● **PAGE EXCERPT**:
....
In practice it is not necessary to model nodes as explicit vectors, but the
ability to do so is very convenient for computation. In particular, searching,
clustering, indexing, and other related machine-learning tasks are simple to
express in this model: Node-vectors can be projected into weight vectors for
computing similarities or identifying clusters, or subjected to principal
components analysis to identify relevant features, and so on.
=== [[TermVName]] Vector-Name (*VName*)
Taking the view that a node is essentially a vector of its properties leads to
the naming scheme Kythe uses for nodes in its graph:
A node _N_ can be uniquely identified relative to a universe _U_ of nodes by
fixing any _v_-dimensional projection of the node's attributes that differs
from all _U_ \ \{N\} under the same projection. In other words, we can choose
a name for _N_ by picking a small basis of <<TermFact,facts>> about a node, and
use the node's projection into the basis as its ``name''. This works as long
as the facts we pick are sufficient to distinguish all the nodes in our set
_U_.
....
● **SUPPLIED RECORDS**:
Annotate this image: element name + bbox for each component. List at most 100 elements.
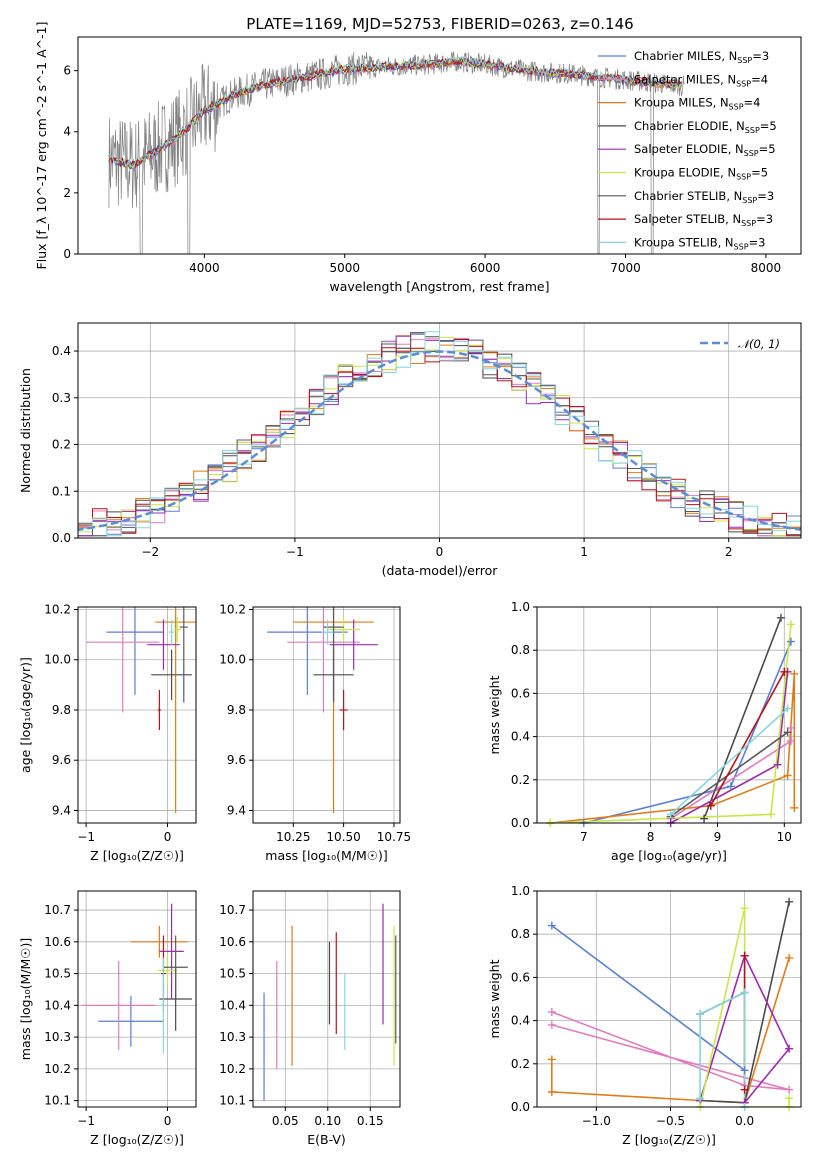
y-tick-label: 9.6 bbox=[227, 753, 246, 767]
weight-marker bbox=[700, 814, 709, 823]
y-tick-label: 9.8 bbox=[52, 703, 71, 717]
panel-age-vs-Z: −1 0 9.4 9.6 9.8 10.0 10.2 Z [log₁₀(Z/Z☉)] age [… bbox=[18, 603, 197, 863]
x-tick-label: 7000 bbox=[610, 261, 641, 275]
x-tick-label: 10 bbox=[777, 830, 792, 844]
weight-marker bbox=[740, 904, 749, 913]
weight-marker bbox=[696, 1094, 705, 1103]
weight-marker bbox=[786, 736, 795, 745]
weight-series-line bbox=[583, 641, 792, 823]
weight-series-line bbox=[699, 953, 791, 1104]
x-tick-label: 0 bbox=[164, 830, 172, 844]
y-tick-label: 10.3 bbox=[219, 1030, 246, 1044]
weight-marker bbox=[783, 704, 792, 713]
figure-title: PLATE=1169, MJD=52753, FIBERID=0263, z=0… bbox=[246, 15, 633, 33]
plot-area bbox=[263, 903, 397, 1101]
weight-marker bbox=[790, 669, 799, 678]
x-axis-label: E(B-V) bbox=[307, 1132, 346, 1147]
weight-series-line bbox=[703, 617, 782, 819]
panel-residuals: −2 −1 0 1 2 0.0 0.1 0.2 0.3 0.4 (data-model)/error… bbox=[18, 322, 802, 578]
weight-marker bbox=[786, 637, 795, 646]
x-tick-label: 5000 bbox=[329, 261, 360, 275]
legend: Chabrier MILES, NSSP=3 Salpeter MILES, NS… bbox=[598, 49, 777, 251]
x-axis-label: age [log₁₀(age/yr)] bbox=[611, 848, 727, 863]
y-tick-label: 10.7 bbox=[44, 903, 71, 917]
weight-marker bbox=[547, 921, 556, 930]
weight-series-line bbox=[670, 731, 789, 818]
y-tick-label: 10.1 bbox=[44, 1094, 71, 1108]
y-tick-label: 0.2 bbox=[511, 1057, 530, 1071]
y-tick-label: 0.3 bbox=[52, 391, 71, 405]
plot-area bbox=[86, 607, 196, 813]
y-tick-label: 6 bbox=[63, 64, 71, 78]
y-tick-label: 9.4 bbox=[227, 803, 246, 817]
legend-entry: Salpeter ELODIE, NSSP=5 bbox=[634, 142, 776, 158]
axes-frame bbox=[536, 606, 802, 824]
grid bbox=[537, 890, 801, 1108]
weight-series-line bbox=[550, 624, 792, 823]
x-tick-label: 1 bbox=[580, 545, 588, 559]
x-tick-label: −0.5 bbox=[656, 1114, 685, 1128]
plot-area bbox=[78, 331, 801, 537]
x-tick-label: −1.0 bbox=[582, 1114, 611, 1128]
x-tick-label: −2 bbox=[141, 545, 159, 559]
weight-marker bbox=[766, 810, 775, 819]
y-tick-label: 10.1 bbox=[219, 1094, 246, 1108]
x-axis-label: mass [log₁₀(M/M☉)] bbox=[265, 848, 387, 863]
y-tick-label: 9.8 bbox=[227, 703, 246, 717]
x-tick-label: 6000 bbox=[470, 261, 501, 275]
y-axis-label: Normed distribution bbox=[18, 368, 33, 493]
y-tick-label: 10.2 bbox=[44, 1062, 71, 1076]
y-tick-label: 10.0 bbox=[219, 653, 246, 667]
y-tick-label: 0.4 bbox=[511, 1014, 530, 1028]
y-tick-label: 1.0 bbox=[511, 600, 530, 614]
y-tick-label: 0.0 bbox=[511, 816, 530, 830]
weight-series-line bbox=[710, 671, 786, 807]
y-axis-label: Flux [f_λ 10^-17 erg cm^-2 s^-1 A^-1] bbox=[34, 22, 49, 270]
weight-marker bbox=[783, 728, 792, 737]
weight-marker bbox=[786, 620, 795, 629]
x-tick-label: 4000 bbox=[189, 261, 220, 275]
weight-marker bbox=[785, 897, 794, 906]
legend-entry: 𝒩(0, 1) bbox=[738, 337, 780, 351]
y-tick-label: 0.4 bbox=[511, 730, 530, 744]
axes-frame bbox=[252, 606, 401, 824]
x-tick-label: 7 bbox=[580, 830, 588, 844]
y-axis-label: mass [log₁₀(M/M☉)] bbox=[18, 938, 33, 1060]
weight-marker bbox=[740, 1085, 749, 1094]
weight-marker bbox=[706, 801, 715, 810]
grid bbox=[253, 891, 400, 1107]
panel-mass-vs-Z: −1 0 10.1 10.2 10.3 10.4 10.5 10.6 10.7 Z [log₁₀(… bbox=[18, 890, 197, 1147]
y-tick-label: 0.1 bbox=[52, 484, 71, 498]
panel-age-vs-mass: 10.25 10.50 10.75 9.4 9.6 9.8 10.0 10.2 mass [lo… bbox=[219, 603, 411, 863]
x-tick-label: 0.15 bbox=[357, 1114, 384, 1128]
y-tick-label: 0.0 bbox=[511, 1100, 530, 1114]
x-tick-label: 0.0 bbox=[735, 1114, 754, 1128]
weight-marker bbox=[785, 1085, 794, 1094]
x-tick-label: 9 bbox=[714, 830, 722, 844]
y-tick-label: 0.6 bbox=[511, 970, 530, 984]
x-axis-label: Z [log₁₀(Z/Z☉)] bbox=[90, 848, 184, 863]
y-tick-label: 10.2 bbox=[219, 603, 246, 617]
legend-entry: Kroupa STELIB, NSSP=3 bbox=[634, 235, 765, 251]
panel-weight-vs-Z: −1.0 −0.5 0.0 0.0 0.2 0.4 0.6 0.8 1.0 Z [log₁₀(Z/… bbox=[487, 884, 802, 1147]
y-tick-label: 10.6 bbox=[44, 935, 71, 949]
grid bbox=[253, 607, 400, 823]
weight-marker bbox=[666, 810, 675, 819]
y-tick-label: 0 bbox=[63, 247, 71, 261]
x-tick-label: 0 bbox=[164, 1114, 172, 1128]
panel-weight-vs-age: 7 8 9 10 0.0 0.2 0.4 0.6 0.8 1.0 age [log₁₀(age/yr… bbox=[487, 600, 802, 863]
y-tick-label: 10.4 bbox=[219, 998, 246, 1012]
weight-series-line bbox=[699, 991, 746, 1107]
legend-entry: Chabrier STELIB, NSSP=3 bbox=[634, 189, 774, 205]
weight-marker bbox=[790, 803, 799, 812]
histogram-series bbox=[78, 331, 801, 537]
x-tick-label: 0.05 bbox=[272, 1114, 299, 1128]
panel-mass-vs-ebv: 0.05 0.10 0.15 10.1 10.2 10.3 10.4 10.5 10.6 10.7… bbox=[219, 890, 401, 1147]
y-tick-label: 1.0 bbox=[511, 884, 530, 898]
x-axis-label: Z [log₁₀(Z/Z☉)] bbox=[90, 1132, 184, 1147]
x-tick-label: −1 bbox=[77, 1114, 95, 1128]
weight-marker bbox=[785, 1094, 794, 1103]
y-tick-label: 10.6 bbox=[219, 935, 246, 949]
weight-marker bbox=[740, 1066, 749, 1075]
x-tick-label: 8000 bbox=[751, 261, 782, 275]
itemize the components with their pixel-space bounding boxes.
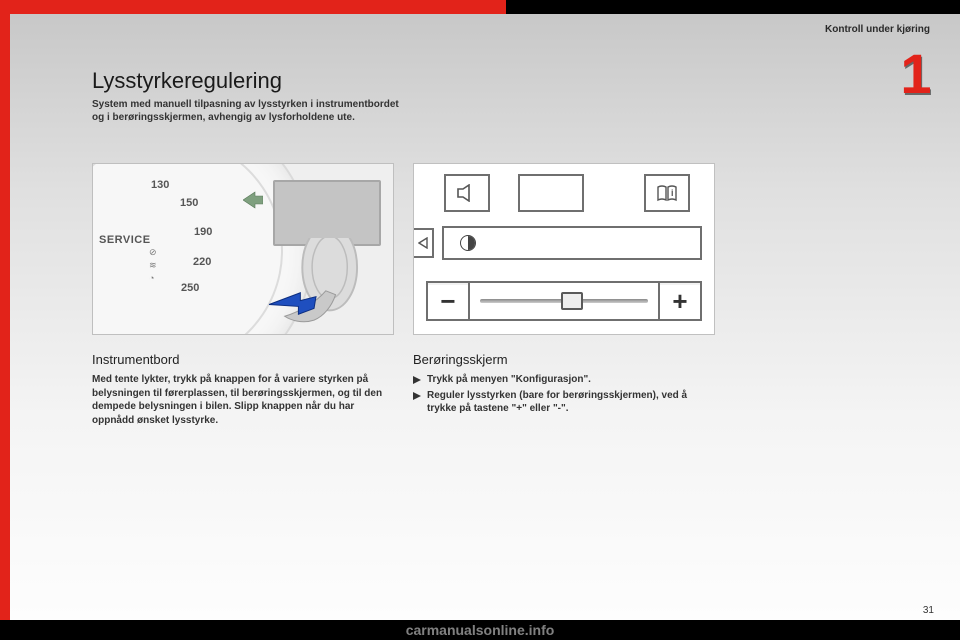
brightness-plus-button[interactable]: + bbox=[658, 281, 702, 321]
section-heading-left: Instrumentbord bbox=[92, 352, 394, 367]
gauge-150: 150 bbox=[180, 197, 198, 209]
back-tab-button[interactable] bbox=[414, 228, 434, 258]
chapter-number: 1 bbox=[886, 46, 946, 121]
manual-button[interactable]: i bbox=[644, 174, 690, 212]
section-instrument-panel: Instrumentbord Med tente lykter, trykk p… bbox=[92, 352, 394, 427]
brightness-slider-row: − + bbox=[426, 280, 702, 322]
speaker-button[interactable] bbox=[444, 174, 490, 212]
watermark: carmanualsonline.info bbox=[0, 622, 960, 638]
page-number: 31 bbox=[923, 605, 934, 616]
section-body-left: Med tente lykter, trykk på knappen for å… bbox=[92, 373, 394, 427]
left-turn-arrow-icon bbox=[243, 190, 263, 210]
left-bar-red bbox=[0, 14, 10, 620]
airbag-icon: ◔ bbox=[149, 274, 157, 283]
blank-tab-button[interactable] bbox=[518, 174, 584, 212]
abs-icon: ⊘ bbox=[149, 248, 157, 257]
page: Kontroll under kjøring 1 Lysstyrkeregule… bbox=[0, 0, 960, 640]
section-touch-screen: Berøringsskjerm Trykk på menyen "Konfigu… bbox=[413, 352, 715, 418]
top-bar-red bbox=[0, 0, 506, 14]
brightness-slider-thumb[interactable] bbox=[561, 292, 583, 310]
speedometer-ring bbox=[92, 163, 283, 335]
gauge-190: 190 bbox=[194, 226, 212, 238]
contrast-icon bbox=[460, 235, 476, 251]
brightness-bar bbox=[442, 226, 702, 260]
figure-instrument-cluster: 130 150 190 220 250 SERVICE ⊘ ≋ ◔ bbox=[92, 163, 394, 335]
gauge-130: 130 bbox=[151, 179, 169, 191]
section-bullets-right: Trykk på menyen "Konfigurasjon". Reguler… bbox=[413, 373, 715, 416]
brightness-slider-track[interactable] bbox=[470, 281, 658, 321]
bullet-item: Reguler lysstyrken (bare for berøringssk… bbox=[413, 389, 715, 416]
warning-icons: ⊘ ≋ ◔ bbox=[149, 248, 157, 283]
section-heading-right: Berøringsskjerm bbox=[413, 352, 715, 367]
brightness-minus-button[interactable]: − bbox=[426, 281, 470, 321]
speaker-icon bbox=[457, 184, 477, 202]
bullet-item: Trykk på menyen "Konfigurasjon". bbox=[413, 373, 715, 387]
intro-paragraph: System med manuell tilpasning av lysstyr… bbox=[92, 98, 402, 124]
dimmer-stalk-callout bbox=[267, 238, 365, 326]
service-label: SERVICE bbox=[99, 234, 151, 246]
header-category: Kontroll under kjøring bbox=[825, 24, 930, 35]
gauge-220: 220 bbox=[193, 256, 211, 268]
svg-text:i: i bbox=[671, 188, 674, 198]
cluster-lcd-screen bbox=[273, 180, 381, 246]
gauge-250: 250 bbox=[181, 282, 199, 294]
page-title: Lysstyrkeregulering bbox=[92, 68, 282, 94]
book-info-icon: i bbox=[656, 184, 678, 202]
traction-icon: ≋ bbox=[149, 261, 157, 270]
figure-touchscreen-ui: i − + bbox=[413, 163, 715, 335]
back-triangle-icon bbox=[418, 237, 428, 249]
....
● **WHAT THIS TASK INVOLVES**: Could you print the part of the Kythe excerpt that begins at the words "In practice it" and stops after "[[TermVName]] Vector-Name (*VName*)"? The data comes from a source unrelated to the Kythe excerpt.

● **THE ANSWER**:
In practice it is not necessary to model nodes as explicit vectors, but the
ability to do so is very convenient for computation. In particular, searching,
clustering, indexing, and other related machine-learning tasks are simple to
express in this model: Node-vectors can be projected into weight vectors for
computing similarities or identifying clusters, or subjected to principal
components analysis to identify relevant features, and so on.
=== [[TermVName]] Vector-Name (*VName*)